--- Records shown ---

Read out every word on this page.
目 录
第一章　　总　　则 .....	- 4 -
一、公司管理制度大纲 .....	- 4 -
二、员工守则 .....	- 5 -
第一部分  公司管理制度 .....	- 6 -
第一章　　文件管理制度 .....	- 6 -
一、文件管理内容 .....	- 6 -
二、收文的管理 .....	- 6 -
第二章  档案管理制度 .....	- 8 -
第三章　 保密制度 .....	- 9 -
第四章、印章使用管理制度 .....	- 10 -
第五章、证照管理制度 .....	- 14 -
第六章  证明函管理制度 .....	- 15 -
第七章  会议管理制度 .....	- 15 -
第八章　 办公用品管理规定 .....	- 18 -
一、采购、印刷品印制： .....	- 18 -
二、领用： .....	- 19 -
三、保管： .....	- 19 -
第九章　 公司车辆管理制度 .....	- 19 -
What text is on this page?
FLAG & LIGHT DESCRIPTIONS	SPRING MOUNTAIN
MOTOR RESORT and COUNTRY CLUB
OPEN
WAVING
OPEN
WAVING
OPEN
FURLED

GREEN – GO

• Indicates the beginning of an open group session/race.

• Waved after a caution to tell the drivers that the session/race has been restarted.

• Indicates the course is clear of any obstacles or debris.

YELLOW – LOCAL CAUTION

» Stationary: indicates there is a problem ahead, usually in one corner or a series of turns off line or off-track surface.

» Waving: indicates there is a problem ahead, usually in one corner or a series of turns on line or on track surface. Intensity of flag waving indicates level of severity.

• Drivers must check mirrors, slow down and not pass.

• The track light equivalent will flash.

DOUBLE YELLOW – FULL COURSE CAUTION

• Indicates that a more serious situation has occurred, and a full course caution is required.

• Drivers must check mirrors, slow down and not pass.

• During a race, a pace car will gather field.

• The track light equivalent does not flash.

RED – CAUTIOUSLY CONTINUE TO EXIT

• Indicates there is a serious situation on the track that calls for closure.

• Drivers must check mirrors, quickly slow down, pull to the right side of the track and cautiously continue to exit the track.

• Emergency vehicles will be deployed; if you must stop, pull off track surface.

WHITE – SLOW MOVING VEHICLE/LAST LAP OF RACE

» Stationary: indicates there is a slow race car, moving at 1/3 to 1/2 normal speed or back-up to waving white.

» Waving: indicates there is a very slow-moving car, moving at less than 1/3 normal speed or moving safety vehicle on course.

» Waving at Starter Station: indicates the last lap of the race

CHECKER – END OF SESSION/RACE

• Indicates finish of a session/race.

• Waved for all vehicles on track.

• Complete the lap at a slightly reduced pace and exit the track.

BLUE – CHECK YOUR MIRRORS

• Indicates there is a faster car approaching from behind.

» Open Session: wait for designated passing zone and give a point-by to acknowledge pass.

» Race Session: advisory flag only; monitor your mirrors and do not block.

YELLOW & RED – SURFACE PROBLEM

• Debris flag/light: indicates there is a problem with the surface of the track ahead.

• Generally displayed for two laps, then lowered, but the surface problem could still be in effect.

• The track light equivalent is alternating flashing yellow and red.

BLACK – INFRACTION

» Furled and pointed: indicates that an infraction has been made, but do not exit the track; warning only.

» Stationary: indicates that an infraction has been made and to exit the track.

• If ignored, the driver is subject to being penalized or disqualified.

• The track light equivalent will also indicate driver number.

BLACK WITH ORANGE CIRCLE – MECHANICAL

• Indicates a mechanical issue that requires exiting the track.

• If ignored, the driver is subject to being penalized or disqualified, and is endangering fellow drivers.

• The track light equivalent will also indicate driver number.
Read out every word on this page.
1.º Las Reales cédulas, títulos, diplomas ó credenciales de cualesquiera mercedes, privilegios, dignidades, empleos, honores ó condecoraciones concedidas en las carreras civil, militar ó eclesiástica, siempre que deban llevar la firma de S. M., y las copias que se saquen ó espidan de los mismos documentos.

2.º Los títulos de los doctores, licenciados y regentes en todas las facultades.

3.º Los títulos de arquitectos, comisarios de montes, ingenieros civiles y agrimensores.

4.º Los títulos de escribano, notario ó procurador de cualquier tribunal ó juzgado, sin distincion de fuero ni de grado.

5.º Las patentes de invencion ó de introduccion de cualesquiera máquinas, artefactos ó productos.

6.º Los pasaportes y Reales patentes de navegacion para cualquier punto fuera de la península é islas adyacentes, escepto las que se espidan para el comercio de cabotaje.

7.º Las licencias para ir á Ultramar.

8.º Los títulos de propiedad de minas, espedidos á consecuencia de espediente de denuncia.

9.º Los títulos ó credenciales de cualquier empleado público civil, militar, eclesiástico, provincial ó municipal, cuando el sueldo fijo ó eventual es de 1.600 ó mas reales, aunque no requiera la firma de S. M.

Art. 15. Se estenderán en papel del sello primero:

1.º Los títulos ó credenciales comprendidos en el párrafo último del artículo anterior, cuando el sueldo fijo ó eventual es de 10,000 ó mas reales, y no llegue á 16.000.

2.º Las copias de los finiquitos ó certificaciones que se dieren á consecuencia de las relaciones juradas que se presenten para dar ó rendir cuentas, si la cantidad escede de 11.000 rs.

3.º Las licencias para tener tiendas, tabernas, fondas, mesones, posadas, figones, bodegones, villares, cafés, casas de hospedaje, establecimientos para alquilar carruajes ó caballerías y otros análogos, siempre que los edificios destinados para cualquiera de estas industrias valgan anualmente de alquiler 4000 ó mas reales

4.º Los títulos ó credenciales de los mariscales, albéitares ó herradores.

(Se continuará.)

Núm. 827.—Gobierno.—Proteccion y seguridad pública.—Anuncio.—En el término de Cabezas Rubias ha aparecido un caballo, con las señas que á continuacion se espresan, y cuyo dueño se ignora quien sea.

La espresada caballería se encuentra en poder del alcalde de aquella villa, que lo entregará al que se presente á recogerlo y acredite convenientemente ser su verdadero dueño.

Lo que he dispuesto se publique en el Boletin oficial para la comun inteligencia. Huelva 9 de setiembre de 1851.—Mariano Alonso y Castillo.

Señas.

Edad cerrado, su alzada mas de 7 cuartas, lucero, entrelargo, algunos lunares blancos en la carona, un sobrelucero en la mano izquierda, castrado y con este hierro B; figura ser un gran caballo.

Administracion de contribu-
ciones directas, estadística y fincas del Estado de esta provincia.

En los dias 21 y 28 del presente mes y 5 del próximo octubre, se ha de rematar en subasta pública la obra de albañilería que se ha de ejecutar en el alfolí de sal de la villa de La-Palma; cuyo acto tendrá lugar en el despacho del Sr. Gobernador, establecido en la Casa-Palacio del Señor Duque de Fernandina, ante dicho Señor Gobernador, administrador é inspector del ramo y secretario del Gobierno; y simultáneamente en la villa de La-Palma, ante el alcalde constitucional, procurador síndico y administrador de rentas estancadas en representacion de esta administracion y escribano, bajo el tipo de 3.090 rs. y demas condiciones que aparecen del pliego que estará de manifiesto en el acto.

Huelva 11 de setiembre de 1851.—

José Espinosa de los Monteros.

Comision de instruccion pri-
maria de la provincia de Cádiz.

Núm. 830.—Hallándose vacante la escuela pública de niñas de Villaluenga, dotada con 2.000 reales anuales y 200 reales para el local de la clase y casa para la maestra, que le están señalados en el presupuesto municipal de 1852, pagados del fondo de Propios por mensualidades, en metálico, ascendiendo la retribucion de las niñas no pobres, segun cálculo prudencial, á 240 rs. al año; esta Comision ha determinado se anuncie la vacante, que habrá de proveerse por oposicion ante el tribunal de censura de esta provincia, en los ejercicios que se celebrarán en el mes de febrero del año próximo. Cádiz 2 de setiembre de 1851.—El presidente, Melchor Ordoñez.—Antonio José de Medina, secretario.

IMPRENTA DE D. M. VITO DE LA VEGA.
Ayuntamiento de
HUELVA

---

#### [Work instructions]
Every entry should be printed again exactly as it stands.

#### [Solution for this task]
Read out every word on this page.
目 录
第一章　　总　　则 .....	- 4 -
一、公司管理制度大纲 .....	- 4 -
二、员工守则 .....	- 5 -
第一部分  公司管理制度 .....	- 6 -
第一章　　文件管理制度 .....	- 6 -
一、文件管理内容 .....	- 6 -
二、收文的管理 .....	- 6 -
第二章  档案管理制度 .....	- 8 -
第三章　 保密制度 .....	- 9 -
第四章、印章使用管理制度 .....	- 10 -
第五章、证照管理制度 .....	- 14 -
第六章  证明函管理制度 .....	- 15 -
第七章  会议管理制度 .....	- 15 -
第八章　 办公用品管理规定 .....	- 18 -
一、采购、印刷品印制： .....	- 18 -
二、领用： .....	- 19 -
三、保管： .....	- 19 -
第九章　 公司车辆管理制度 .....	- 19 -
What text is on this page?
FLAG & LIGHT DESCRIPTIONS	SPRING MOUNTAIN
MOTOR RESORT and COUNTRY CLUB
OPEN
WAVING
OPEN
WAVING
OPEN
FURLED

GREEN – GO

• Indicates the beginning of an open group session/race.

• Waved after a caution to tell the drivers that the session/race has been restarted.

• Indicates the course is clear of any obstacles or debris.

YELLOW – LOCAL CAUTION

» Stationary: indicates there is a problem ahead, usually in one corner or a series of turns off line or off-track surface.

» Waving: indicates there is a problem ahead, usually in one corner or a series of turns on line or on track surface. Intensity of flag waving indicates level of severity.

• Drivers must check mirrors, slow down and not pass.

• The track light equivalent will flash.

DOUBLE YELLOW – FULL COURSE CAUTION

• Indicates that a more serious situation has occurred, and a full course caution is required.

• Drivers must check mirrors, slow down and not pass.

• During a race, a pace car will gather field.

• The track light equivalent does not flash.

RED – CAUTIOUSLY CONTINUE TO EXIT

• Indicates there is a serious situation on the track that calls for closure.

• Drivers must check mirrors, quickly slow down, pull to the right side of the track and cautiously continue to exit the track.

• Emergency vehicles will be deployed; if you must stop, pull off track surface.

WHITE – SLOW MOVING VEHICLE/LAST LAP OF RACE

» Stationary: indicates there is a slow race car, moving at 1/3 to 1/2 normal speed or back-up to waving white.

» Waving: indicates there is a very slow-moving car, moving at less than 1/3 normal speed or moving safety vehicle on course.

» Waving at Starter Station: indicates the last lap of the race

CHECKER – END OF SESSION/RACE

• Indicates finish of a session/race.

• Waved for all vehicles on track.

• Complete the lap at a slightly reduced pace and exit the track.

BLUE – CHECK YOUR MIRRORS

• Indicates there is a faster car approaching from behind.

» Open Session: wait for designated passing zone and give a point-by to acknowledge pass.

» Race Session: advisory flag only; monitor your mirrors and do not block.

YELLOW & RED – SURFACE PROBLEM

• Debris flag/light: indicates there is a problem with the surface of the track ahead.

• Generally displayed for two laps, then lowered, but the surface problem could still be in effect.

• The track light equivalent is alternating flashing yellow and red.

BLACK – INFRACTION

» Furled and pointed: indicates that an infraction has been made, but do not exit the track; warning only.

» Stationary: indicates that an infraction has been made and to exit the track.

• If ignored, the driver is subject to being penalized or disqualified.

• The track light equivalent will also indicate driver number.

BLACK WITH ORANGE CIRCLE – MECHANICAL

• Indicates a mechanical issue that requires exiting the track.

• If ignored, the driver is subject to being penalized or disqualified, and is endangering fellow drivers.

• The track light equivalent will also indicate driver number.
Read out every word on this page.
1.º Las Reales cédulas, títulos, diplomas ó credenciales de cualesquiera mercedes, privilegios, dignidades, empleos, honores ó condecoraciones concedidas en las carreras civil, militar ó eclesiástica, siempre que deban llevar la firma de S. M., y las copias que se saquen ó espidan de los mismos documentos.

2.º Los títulos de los doctores, licenciados y regentes en todas las facultades.

3.º Los títulos de arquitectos, comisarios de montes, ingenieros civiles y agrimensores.

4.º Los títulos de escribano, notario ó procurador de cualquier tribunal ó juzgado, sin distincion de fuero ni de grado.

5.º Las patentes de invencion ó de introduccion de cualesquiera máquinas, artefactos ó productos.

6.º Los pasaportes y Reales patentes de navegacion para cualquier punto fuera de la península é islas adyacentes, escepto las que se espidan para el comercio de cabotaje.

7.º Las licencias para ir á Ultramar.

8.º Los títulos de propiedad de minas, espedidos á consecuencia de espediente de denuncia.

9.º Los títulos ó credenciales de cualquier empleado público civil, militar, eclesiástico, provincial ó municipal, cuando el sueldo fijo ó eventual es de 1.600 ó mas reales, aunque no requiera la firma de S. M.

Art. 15. Se estenderán en papel del sello primero:

1.º Los títulos ó credenciales comprendidos en el párrafo último del artículo anterior, cuando el sueldo fijo ó eventual es de 10,000 ó mas reales, y no llegue á 16.000.

2.º Las copias de los finiquitos ó certificaciones que se dieren á consecuencia de las relaciones juradas que se presenten para dar ó rendir cuentas, si la cantidad escede de 11.000 rs.

3.º Las licencias para tener tiendas, tabernas, fondas, mesones, posadas, figones, bodegones, villares, cafés, casas de hospedaje, establecimientos para alquilar carruajes ó caballerías y otros análogos, siempre que los edificios destinados para cualquiera de estas industrias valgan anualmente de alquiler 4000 ó mas reales

4.º Los títulos ó credenciales de los mariscales, albéitares ó herradores.

(Se continuará.)

Núm. 827.—Gobierno.—Proteccion y seguridad pública.—Anuncio.—En el término de Cabezas Rubias ha aparecido un caballo, con las señas que á continuacion se espresan, y cuyo dueño se ignora quien sea.

La espresada caballería se encuentra en poder del alcalde de aquella villa, que lo entregará al que se presente á recogerlo y acredite convenientemente ser su verdadero dueño.

Lo que he dispuesto se publique en el Boletin oficial para la comun inteligencia. Huelva 9 de setiembre de 1851.—Mariano Alonso y Castillo.

Señas.

Edad cerrado, su alzada mas de 7 cuartas, lucero, entrelargo, algunos lunares blancos en la carona, un sobrelucero en la mano izquierda, castrado y con este hierro B; figura ser un gran caballo.

Administracion de contribu-
ciones directas, estadística y fincas del Estado de esta provincia.

En los dias 21 y 28 del presente mes y 5 del próximo octubre, se ha de rematar en subasta pública la obra de albañilería que se ha de ejecutar en el alfolí de sal de la villa de La-Palma; cuyo acto tendrá lugar en el despacho del Sr. Gobernador, establecido en la Casa-Palacio del Señor Duque de Fernandina, ante dicho Señor Gobernador, administrador é inspector del ramo y secretario del Gobierno; y simultáneamente en la villa de La-Palma, ante el alcalde constitucional, procurador síndico y administrador de rentas estancadas en representacion de esta administracion y escribano, bajo el tipo de 3.090 rs. y demas condiciones que aparecen del pliego que estará de manifiesto en el acto.

Huelva 11 de setiembre de 1851.—

José Espinosa de los Monteros.

Comision de instruccion pri-
maria de la provincia de Cádiz.

Núm. 830.—Hallándose vacante la escuela pública de niñas de Villaluenga, dotada con 2.000 reales anuales y 200 reales para el local de la clase y casa para la maestra, que le están señalados en el presupuesto municipal de 1852, pagados del fondo de Propios por mensualidades, en metálico, ascendiendo la retribucion de las niñas no pobres, segun cálculo prudencial, á 240 rs. al año; esta Comision ha determinado se anuncie la vacante, que habrá de proveerse por oposicion ante el tribunal de censura de esta provincia, en los ejercicios que se celebrarán en el mes de febrero del año próximo. Cádiz 2 de setiembre de 1851.—El presidente, Melchor Ordoñez.—Antonio José de Medina, secretario.

IMPRENTA DE D. M. VITO DE LA VEGA.
Ayuntamiento de
HUELVA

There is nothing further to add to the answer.